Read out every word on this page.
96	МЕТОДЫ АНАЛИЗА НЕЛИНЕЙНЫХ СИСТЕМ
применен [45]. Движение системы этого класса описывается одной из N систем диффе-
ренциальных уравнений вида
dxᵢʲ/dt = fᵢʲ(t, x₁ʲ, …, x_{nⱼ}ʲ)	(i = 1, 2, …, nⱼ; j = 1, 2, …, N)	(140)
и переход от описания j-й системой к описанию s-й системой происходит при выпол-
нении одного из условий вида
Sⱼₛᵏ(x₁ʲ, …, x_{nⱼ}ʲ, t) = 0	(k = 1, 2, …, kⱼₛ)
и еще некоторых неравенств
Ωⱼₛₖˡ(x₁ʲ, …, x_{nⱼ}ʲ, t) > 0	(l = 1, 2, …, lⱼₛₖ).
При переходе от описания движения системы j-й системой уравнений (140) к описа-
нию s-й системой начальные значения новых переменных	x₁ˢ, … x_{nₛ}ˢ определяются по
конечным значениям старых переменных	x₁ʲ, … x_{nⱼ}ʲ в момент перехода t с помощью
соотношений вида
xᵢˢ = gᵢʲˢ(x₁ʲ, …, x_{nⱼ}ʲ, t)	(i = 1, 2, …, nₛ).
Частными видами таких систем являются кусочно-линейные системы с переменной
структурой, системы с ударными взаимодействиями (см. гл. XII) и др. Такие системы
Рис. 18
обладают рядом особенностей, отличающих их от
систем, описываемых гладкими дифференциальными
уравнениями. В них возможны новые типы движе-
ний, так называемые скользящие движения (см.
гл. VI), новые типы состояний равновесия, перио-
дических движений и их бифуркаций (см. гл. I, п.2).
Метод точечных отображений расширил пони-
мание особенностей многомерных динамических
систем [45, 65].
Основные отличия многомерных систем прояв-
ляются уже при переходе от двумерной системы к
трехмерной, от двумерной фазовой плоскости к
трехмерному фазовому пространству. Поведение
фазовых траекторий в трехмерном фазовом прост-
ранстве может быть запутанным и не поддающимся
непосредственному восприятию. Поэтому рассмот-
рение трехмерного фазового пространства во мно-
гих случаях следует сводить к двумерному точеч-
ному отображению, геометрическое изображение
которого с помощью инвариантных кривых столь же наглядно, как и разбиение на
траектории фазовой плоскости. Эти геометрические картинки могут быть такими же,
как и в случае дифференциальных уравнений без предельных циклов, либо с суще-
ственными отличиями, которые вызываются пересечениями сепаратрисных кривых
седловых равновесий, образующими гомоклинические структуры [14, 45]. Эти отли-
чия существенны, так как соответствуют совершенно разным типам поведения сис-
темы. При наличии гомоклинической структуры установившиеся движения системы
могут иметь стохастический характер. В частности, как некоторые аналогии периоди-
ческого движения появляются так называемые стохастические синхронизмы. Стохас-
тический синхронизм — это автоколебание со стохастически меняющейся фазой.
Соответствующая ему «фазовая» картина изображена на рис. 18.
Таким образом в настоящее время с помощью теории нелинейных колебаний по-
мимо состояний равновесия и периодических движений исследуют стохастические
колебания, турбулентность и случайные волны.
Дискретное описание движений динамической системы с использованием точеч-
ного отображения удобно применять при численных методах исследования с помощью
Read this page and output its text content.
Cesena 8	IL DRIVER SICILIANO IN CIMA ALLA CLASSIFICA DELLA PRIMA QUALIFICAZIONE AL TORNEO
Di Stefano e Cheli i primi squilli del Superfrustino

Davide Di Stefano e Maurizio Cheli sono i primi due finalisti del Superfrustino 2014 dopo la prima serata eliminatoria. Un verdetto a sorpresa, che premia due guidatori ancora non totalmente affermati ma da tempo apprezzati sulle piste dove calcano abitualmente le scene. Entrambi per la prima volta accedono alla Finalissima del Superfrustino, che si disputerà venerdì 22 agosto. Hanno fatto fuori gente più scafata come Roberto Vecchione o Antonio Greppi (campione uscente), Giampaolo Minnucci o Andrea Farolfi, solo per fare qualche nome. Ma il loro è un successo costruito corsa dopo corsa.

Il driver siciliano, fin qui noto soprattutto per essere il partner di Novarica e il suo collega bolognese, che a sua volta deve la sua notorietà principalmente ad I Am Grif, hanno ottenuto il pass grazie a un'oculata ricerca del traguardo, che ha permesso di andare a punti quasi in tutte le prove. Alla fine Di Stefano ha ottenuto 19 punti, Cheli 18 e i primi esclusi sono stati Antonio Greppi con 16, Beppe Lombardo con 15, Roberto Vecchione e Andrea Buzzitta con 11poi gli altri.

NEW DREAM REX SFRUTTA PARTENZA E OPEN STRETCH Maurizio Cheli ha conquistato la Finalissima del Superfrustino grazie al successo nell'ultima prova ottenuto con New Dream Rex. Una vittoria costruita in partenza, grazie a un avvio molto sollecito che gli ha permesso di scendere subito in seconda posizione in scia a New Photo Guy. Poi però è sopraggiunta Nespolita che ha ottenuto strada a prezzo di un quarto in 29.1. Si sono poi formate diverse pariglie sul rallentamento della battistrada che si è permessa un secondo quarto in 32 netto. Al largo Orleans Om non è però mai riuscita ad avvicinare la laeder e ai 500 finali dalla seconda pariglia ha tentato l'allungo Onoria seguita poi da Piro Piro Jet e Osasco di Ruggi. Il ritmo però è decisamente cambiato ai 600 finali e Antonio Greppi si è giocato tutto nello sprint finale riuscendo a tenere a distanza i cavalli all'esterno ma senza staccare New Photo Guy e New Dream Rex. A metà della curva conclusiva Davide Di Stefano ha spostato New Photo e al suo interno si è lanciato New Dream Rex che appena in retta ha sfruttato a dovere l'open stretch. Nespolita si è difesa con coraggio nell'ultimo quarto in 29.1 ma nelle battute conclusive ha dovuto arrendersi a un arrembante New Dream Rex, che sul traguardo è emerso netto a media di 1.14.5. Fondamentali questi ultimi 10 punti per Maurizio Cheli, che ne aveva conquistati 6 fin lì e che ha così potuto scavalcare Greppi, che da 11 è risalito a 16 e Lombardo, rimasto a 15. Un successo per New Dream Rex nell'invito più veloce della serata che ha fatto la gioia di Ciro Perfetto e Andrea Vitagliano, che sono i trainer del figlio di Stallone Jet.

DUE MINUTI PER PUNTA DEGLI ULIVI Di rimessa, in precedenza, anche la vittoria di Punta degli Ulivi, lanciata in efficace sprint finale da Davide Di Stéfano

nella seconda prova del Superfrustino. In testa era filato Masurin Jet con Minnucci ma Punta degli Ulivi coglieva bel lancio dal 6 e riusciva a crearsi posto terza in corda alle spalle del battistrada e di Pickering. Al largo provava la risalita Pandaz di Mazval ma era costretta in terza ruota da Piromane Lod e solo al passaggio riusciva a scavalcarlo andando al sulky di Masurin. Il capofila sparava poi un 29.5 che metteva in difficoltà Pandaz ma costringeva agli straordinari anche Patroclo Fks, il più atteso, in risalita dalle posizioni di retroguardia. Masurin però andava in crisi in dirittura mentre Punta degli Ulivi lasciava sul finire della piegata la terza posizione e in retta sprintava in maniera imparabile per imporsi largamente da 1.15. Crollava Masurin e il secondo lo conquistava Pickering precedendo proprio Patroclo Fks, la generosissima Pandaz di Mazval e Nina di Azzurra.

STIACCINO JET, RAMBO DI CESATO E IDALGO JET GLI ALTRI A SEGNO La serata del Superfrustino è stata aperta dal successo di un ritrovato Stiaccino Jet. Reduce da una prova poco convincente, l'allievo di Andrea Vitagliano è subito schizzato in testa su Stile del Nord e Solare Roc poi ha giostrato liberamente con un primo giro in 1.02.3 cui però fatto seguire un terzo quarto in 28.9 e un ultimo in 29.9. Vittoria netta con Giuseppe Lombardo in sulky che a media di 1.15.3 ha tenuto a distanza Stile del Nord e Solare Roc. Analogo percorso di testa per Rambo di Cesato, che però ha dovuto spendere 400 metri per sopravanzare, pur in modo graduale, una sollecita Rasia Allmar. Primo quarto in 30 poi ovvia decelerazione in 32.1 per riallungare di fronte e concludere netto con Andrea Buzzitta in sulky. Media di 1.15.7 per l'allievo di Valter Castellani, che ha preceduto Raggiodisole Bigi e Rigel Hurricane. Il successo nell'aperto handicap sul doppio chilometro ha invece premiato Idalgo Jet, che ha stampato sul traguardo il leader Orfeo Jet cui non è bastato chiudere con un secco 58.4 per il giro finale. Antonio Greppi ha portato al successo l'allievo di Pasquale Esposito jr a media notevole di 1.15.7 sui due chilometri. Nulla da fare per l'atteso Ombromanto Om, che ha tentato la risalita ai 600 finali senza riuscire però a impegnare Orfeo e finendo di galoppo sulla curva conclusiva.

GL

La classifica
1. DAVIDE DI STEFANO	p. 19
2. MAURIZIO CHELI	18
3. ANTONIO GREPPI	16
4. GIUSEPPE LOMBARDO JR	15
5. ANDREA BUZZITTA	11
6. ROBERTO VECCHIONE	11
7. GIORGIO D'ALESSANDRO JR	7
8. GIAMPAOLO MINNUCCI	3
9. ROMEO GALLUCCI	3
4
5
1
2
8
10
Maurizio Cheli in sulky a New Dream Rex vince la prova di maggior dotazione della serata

● DESCRIPTION OF THE TASK: List each line holding the string "кривых".

● SOLUTION TO THE EXERCISE:
которого с помощью инвариантных кривых столь же наглядно, как и разбиение на
ственными отличиями, которые вызываются пересечениями сепаратрисных кривых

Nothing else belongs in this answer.